# Data records:
= = = =

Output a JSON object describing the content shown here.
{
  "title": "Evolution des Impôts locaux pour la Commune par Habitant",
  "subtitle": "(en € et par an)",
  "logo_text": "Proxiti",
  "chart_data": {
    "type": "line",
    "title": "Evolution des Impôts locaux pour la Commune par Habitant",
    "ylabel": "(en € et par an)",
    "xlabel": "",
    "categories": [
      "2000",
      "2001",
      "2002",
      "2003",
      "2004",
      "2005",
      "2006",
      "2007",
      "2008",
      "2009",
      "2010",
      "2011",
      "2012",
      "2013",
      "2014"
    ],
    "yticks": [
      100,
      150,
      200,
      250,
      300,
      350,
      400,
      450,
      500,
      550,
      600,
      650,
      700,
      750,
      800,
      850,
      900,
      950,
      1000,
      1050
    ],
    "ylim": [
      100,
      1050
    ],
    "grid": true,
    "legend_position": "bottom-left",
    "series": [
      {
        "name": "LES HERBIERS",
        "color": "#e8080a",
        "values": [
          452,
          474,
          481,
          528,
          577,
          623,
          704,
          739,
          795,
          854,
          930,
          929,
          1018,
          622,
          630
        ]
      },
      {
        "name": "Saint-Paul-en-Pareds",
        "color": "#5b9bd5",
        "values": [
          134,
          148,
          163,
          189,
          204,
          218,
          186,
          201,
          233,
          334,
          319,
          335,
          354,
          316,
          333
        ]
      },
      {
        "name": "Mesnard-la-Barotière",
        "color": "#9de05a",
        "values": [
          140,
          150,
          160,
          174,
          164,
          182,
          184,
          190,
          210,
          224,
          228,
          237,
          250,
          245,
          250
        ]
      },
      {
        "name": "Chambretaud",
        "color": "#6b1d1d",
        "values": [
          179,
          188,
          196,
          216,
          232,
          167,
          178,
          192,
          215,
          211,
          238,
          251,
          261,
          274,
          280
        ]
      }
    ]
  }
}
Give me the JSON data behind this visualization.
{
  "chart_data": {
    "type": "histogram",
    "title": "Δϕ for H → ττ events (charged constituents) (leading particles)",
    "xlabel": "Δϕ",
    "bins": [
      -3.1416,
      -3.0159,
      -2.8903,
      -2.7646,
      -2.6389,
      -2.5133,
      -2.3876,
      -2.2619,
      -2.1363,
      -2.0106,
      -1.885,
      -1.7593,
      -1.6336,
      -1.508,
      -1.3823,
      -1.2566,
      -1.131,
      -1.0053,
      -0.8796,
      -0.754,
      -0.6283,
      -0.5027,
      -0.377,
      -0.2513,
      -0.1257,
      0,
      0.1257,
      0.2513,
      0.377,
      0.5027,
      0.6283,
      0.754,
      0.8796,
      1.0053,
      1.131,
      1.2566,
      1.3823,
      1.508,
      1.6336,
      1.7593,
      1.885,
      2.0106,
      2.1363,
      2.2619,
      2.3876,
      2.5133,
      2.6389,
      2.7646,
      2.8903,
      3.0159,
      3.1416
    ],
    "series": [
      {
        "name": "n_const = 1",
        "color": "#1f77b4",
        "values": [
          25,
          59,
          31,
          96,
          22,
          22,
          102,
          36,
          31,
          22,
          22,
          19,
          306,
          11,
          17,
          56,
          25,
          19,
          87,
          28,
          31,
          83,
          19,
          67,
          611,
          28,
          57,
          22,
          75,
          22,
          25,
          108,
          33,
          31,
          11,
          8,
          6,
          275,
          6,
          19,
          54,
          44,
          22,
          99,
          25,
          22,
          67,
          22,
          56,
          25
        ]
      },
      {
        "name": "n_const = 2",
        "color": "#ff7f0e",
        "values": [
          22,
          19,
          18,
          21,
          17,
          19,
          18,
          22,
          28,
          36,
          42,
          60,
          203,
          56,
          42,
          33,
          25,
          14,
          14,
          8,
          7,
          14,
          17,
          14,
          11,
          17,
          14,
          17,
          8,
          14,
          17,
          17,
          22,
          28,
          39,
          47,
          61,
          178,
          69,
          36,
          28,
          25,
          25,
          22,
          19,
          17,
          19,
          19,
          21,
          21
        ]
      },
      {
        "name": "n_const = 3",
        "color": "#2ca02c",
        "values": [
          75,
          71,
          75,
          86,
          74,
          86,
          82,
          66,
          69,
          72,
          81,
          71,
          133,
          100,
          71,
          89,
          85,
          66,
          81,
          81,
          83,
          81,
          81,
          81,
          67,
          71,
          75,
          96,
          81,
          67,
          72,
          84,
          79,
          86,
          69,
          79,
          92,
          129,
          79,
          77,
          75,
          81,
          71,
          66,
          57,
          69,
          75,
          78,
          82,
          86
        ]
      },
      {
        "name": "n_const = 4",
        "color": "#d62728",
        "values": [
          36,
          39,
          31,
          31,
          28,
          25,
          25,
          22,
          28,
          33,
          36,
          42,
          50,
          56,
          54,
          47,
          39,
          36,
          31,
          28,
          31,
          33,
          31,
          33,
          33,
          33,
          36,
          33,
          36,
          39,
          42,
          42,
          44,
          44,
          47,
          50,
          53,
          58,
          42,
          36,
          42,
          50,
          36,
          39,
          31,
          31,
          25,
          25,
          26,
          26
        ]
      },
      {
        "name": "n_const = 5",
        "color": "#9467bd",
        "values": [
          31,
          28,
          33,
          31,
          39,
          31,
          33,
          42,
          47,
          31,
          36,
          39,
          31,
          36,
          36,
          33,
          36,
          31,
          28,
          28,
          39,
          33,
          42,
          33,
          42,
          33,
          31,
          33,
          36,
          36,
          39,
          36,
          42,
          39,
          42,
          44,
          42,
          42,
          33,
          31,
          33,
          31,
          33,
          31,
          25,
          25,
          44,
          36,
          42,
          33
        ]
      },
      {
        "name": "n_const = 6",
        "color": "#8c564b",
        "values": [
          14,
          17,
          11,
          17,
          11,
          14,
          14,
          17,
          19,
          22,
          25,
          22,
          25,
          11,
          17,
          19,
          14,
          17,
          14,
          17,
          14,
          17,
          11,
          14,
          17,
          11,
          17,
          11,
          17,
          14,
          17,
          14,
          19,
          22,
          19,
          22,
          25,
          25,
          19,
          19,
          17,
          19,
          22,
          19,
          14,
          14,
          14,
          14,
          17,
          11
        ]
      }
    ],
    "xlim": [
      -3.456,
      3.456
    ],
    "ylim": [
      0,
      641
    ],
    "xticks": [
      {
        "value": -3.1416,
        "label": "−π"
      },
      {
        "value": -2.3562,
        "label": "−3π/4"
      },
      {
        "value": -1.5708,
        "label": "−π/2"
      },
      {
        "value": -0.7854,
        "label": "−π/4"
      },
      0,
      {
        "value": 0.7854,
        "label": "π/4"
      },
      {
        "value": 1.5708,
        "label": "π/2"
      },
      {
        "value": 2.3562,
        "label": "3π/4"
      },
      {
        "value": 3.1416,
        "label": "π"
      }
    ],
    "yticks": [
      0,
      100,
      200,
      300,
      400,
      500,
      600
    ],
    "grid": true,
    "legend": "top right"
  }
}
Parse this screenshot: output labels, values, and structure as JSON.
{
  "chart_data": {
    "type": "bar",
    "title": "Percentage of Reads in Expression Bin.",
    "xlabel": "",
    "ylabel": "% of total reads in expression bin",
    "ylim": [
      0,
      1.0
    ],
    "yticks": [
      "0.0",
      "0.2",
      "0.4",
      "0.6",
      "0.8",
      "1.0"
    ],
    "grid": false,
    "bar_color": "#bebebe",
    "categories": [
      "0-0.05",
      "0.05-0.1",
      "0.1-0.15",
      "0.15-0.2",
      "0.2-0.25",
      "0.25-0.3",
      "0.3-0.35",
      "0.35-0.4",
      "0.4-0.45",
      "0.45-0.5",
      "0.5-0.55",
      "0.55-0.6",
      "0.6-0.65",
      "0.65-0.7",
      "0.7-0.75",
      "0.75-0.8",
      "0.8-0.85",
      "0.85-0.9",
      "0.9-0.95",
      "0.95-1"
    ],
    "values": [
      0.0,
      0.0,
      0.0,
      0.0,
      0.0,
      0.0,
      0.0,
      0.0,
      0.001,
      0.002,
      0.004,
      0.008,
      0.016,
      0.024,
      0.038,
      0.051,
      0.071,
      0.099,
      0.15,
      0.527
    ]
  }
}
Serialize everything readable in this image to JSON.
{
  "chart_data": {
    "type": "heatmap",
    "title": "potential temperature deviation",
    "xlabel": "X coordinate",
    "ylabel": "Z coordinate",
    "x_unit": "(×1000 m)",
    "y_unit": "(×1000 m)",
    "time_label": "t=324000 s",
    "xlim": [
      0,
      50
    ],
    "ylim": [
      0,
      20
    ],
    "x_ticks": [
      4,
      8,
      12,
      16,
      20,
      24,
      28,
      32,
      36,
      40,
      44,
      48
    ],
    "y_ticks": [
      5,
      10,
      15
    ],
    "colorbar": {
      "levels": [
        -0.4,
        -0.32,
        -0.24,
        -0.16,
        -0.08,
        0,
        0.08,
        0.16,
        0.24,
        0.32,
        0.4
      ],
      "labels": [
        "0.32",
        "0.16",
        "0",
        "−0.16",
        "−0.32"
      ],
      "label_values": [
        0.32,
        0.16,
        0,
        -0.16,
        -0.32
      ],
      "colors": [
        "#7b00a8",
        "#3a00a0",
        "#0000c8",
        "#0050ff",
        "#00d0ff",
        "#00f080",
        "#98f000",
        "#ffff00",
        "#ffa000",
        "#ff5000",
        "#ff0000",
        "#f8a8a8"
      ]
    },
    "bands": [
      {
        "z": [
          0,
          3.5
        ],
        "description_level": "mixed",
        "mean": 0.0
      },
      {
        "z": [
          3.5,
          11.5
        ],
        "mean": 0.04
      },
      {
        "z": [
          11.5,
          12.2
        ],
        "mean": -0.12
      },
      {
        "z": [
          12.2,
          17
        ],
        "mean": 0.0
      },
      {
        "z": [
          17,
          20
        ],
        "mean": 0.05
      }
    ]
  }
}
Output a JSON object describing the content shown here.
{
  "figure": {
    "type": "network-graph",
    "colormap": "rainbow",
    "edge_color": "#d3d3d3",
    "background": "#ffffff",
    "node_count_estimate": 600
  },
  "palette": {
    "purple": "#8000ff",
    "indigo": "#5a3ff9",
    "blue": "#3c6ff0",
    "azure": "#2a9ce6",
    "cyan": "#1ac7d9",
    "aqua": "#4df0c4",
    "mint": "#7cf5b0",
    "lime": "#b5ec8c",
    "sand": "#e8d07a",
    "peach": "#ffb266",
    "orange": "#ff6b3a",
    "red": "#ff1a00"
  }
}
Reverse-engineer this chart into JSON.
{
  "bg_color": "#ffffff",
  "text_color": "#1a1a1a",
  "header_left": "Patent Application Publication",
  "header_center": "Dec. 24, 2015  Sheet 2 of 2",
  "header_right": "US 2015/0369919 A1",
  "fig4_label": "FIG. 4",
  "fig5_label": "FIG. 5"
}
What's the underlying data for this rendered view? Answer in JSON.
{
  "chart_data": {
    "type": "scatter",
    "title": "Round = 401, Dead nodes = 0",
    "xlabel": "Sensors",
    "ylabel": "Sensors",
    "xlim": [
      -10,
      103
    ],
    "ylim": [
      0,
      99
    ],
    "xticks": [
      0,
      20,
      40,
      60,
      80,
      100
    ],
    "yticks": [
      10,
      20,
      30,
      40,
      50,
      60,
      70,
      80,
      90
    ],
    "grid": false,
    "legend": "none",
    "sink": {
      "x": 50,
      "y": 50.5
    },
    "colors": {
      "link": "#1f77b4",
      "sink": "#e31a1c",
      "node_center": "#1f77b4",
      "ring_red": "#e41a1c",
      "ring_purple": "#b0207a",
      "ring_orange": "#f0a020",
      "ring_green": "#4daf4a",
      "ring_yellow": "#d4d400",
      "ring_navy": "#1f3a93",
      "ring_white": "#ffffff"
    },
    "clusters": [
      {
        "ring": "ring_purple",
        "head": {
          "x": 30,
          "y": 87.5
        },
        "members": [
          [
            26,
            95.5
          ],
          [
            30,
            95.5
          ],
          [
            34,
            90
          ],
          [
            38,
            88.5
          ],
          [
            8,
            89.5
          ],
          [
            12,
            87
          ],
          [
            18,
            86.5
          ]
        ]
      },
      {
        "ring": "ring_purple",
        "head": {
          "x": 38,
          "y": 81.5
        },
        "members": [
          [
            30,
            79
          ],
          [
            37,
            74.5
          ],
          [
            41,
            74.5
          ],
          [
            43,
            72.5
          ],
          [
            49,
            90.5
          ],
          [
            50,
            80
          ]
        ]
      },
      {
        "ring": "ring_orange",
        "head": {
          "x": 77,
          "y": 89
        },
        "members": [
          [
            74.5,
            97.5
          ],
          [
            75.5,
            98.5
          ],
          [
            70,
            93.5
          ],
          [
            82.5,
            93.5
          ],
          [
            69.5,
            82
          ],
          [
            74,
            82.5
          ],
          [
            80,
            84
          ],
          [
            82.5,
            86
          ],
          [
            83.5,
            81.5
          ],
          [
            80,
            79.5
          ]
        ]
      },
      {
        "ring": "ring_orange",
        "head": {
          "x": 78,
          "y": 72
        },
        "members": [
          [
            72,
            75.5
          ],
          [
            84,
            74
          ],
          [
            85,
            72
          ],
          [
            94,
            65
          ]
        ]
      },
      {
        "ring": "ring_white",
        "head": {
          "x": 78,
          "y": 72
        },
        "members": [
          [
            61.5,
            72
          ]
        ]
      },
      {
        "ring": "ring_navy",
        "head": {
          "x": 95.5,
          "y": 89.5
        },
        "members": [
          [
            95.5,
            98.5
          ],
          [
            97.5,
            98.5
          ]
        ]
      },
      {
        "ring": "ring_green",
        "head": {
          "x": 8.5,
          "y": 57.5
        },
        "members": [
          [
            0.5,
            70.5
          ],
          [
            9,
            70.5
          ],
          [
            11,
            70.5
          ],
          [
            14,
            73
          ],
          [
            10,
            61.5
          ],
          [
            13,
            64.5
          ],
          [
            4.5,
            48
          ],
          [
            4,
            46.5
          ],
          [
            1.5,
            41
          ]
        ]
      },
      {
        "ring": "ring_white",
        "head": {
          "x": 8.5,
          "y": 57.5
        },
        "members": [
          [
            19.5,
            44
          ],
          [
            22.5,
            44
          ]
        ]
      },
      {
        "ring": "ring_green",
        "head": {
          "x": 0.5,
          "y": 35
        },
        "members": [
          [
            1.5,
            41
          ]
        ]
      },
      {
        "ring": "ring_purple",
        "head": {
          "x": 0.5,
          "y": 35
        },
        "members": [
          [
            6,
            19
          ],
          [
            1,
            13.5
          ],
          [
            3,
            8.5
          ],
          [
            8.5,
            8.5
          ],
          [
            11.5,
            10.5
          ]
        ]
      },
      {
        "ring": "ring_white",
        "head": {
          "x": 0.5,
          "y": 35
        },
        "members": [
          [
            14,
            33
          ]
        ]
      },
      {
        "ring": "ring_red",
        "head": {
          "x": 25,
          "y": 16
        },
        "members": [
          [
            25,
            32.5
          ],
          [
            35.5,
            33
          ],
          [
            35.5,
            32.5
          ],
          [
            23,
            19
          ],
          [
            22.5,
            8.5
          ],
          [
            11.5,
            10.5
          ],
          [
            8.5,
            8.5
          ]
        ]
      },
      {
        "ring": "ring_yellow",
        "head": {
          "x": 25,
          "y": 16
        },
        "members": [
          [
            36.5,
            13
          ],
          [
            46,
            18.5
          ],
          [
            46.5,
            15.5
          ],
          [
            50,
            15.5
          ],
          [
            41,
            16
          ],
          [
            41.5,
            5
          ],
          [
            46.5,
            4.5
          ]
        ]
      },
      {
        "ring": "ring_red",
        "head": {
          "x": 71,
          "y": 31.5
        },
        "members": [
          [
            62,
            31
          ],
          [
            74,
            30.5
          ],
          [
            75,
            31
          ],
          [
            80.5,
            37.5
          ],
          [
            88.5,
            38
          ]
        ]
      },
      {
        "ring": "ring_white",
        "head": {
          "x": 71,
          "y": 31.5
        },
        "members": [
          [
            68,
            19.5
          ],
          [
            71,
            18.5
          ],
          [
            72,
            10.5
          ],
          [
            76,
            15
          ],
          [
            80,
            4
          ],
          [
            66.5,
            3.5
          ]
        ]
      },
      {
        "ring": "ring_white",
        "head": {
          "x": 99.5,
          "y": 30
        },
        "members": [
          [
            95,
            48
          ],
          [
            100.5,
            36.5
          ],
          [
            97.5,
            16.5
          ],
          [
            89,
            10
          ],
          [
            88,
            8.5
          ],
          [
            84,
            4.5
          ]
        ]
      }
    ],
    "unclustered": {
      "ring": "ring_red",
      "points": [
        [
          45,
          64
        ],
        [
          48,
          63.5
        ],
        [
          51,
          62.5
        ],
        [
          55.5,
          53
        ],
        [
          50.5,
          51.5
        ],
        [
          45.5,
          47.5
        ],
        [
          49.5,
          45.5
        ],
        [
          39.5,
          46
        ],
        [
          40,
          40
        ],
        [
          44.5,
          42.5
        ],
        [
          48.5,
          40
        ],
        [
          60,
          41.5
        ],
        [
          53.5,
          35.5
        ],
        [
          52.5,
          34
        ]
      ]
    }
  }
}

= = = =

# Task prompt:
Say how many lines in the listing above include "xlabel". Give nothing but the number.

# Response to this exercise:
5